Stored data entries:
__________________________________________________
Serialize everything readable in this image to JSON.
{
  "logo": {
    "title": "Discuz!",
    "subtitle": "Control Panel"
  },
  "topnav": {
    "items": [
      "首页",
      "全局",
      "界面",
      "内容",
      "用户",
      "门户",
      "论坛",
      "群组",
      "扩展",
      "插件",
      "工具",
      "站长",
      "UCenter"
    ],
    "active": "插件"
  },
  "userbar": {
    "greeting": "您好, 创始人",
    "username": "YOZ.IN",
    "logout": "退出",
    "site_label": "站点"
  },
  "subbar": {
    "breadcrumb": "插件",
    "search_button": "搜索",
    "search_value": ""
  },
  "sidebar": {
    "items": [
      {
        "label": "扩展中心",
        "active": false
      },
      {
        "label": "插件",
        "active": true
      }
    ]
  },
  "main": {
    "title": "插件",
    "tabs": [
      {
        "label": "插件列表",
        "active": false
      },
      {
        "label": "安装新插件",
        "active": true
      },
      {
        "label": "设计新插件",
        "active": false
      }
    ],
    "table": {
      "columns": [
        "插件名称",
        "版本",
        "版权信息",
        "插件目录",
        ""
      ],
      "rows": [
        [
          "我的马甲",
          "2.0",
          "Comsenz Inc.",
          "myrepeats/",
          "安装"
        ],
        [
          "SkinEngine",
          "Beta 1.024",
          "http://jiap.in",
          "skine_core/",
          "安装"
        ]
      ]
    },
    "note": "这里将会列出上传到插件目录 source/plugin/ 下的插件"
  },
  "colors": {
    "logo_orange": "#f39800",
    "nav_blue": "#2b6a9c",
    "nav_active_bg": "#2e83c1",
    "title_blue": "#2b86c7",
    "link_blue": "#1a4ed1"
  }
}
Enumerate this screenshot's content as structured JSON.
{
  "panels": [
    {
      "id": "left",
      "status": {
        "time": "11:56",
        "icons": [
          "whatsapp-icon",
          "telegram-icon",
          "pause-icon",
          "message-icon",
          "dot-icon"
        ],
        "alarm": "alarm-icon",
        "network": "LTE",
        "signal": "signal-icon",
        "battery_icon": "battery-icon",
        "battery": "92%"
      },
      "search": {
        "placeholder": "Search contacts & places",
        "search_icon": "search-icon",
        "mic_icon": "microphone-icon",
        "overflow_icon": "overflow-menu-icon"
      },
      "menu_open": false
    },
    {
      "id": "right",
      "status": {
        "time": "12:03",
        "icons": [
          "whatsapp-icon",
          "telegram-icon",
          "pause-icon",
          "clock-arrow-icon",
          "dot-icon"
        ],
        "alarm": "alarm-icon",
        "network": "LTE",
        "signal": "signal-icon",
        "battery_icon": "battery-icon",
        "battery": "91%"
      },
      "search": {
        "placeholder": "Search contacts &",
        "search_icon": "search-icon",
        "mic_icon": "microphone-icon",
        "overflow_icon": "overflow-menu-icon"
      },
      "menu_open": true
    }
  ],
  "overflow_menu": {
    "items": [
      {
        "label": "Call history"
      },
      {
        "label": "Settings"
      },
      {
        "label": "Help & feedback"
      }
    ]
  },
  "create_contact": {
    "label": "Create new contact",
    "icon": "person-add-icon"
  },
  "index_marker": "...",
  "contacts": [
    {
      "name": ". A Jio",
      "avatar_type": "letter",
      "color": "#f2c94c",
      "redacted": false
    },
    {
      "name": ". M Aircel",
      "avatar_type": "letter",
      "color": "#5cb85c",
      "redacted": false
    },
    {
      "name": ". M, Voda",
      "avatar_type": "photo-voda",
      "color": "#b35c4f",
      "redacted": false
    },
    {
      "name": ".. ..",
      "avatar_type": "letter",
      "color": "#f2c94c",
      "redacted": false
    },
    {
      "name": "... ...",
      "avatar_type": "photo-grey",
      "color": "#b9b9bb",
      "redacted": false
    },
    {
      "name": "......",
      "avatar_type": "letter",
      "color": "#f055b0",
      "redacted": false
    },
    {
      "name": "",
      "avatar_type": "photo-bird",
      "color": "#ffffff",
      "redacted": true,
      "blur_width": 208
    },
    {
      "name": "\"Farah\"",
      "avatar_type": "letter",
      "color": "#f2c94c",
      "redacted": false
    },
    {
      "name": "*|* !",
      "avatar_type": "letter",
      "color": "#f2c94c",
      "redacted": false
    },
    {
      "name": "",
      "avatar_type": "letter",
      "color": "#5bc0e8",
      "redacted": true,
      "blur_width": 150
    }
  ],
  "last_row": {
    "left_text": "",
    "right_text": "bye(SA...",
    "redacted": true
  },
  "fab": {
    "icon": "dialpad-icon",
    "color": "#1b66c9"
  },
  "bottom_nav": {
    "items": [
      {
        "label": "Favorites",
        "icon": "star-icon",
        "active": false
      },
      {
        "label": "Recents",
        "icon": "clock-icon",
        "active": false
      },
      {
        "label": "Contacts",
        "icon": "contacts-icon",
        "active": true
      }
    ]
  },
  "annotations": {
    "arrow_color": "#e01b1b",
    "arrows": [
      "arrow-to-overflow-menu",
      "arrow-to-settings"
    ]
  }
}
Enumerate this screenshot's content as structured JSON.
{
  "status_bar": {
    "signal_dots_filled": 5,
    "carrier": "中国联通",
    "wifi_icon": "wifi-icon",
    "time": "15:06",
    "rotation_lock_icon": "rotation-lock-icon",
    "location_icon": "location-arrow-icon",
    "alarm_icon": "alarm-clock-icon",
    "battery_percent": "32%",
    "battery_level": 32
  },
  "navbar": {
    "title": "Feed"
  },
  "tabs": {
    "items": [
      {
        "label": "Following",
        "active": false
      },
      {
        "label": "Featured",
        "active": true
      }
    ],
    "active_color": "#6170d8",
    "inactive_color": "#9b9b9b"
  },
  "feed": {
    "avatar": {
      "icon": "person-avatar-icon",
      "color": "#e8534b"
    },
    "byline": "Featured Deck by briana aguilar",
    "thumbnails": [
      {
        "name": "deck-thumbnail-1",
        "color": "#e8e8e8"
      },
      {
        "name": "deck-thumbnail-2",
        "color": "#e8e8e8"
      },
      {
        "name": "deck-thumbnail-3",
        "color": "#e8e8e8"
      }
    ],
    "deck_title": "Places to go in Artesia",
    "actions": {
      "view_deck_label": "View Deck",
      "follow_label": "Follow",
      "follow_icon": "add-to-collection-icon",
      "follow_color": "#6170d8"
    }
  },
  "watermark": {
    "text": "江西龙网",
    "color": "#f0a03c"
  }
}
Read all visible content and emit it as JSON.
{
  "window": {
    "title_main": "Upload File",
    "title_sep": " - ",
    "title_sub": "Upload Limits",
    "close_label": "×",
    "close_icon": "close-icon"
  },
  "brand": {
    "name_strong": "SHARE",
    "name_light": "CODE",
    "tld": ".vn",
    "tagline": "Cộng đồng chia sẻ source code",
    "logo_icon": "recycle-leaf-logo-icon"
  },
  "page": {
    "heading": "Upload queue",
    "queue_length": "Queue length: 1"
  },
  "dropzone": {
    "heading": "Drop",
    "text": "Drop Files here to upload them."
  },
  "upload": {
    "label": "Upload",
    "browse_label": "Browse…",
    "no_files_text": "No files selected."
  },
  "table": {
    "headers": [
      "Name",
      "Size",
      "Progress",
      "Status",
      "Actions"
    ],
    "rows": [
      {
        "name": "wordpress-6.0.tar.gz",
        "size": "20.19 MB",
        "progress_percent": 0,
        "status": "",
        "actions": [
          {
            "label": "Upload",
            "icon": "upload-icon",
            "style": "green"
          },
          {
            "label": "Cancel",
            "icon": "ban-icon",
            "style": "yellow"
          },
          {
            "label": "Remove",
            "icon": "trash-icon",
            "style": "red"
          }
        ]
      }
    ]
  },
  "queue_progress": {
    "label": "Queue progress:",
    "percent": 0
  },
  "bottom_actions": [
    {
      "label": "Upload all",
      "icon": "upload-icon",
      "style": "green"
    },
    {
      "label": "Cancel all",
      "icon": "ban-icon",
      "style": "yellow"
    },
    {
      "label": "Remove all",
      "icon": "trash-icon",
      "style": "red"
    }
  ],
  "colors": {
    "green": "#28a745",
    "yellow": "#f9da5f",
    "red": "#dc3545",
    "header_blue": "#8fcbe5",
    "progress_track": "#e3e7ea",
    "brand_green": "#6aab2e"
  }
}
__________________________________________________
== Task objective ==
What is the number of lines in the records that contain "photo"? Give that number only.

== Output for this task ==
3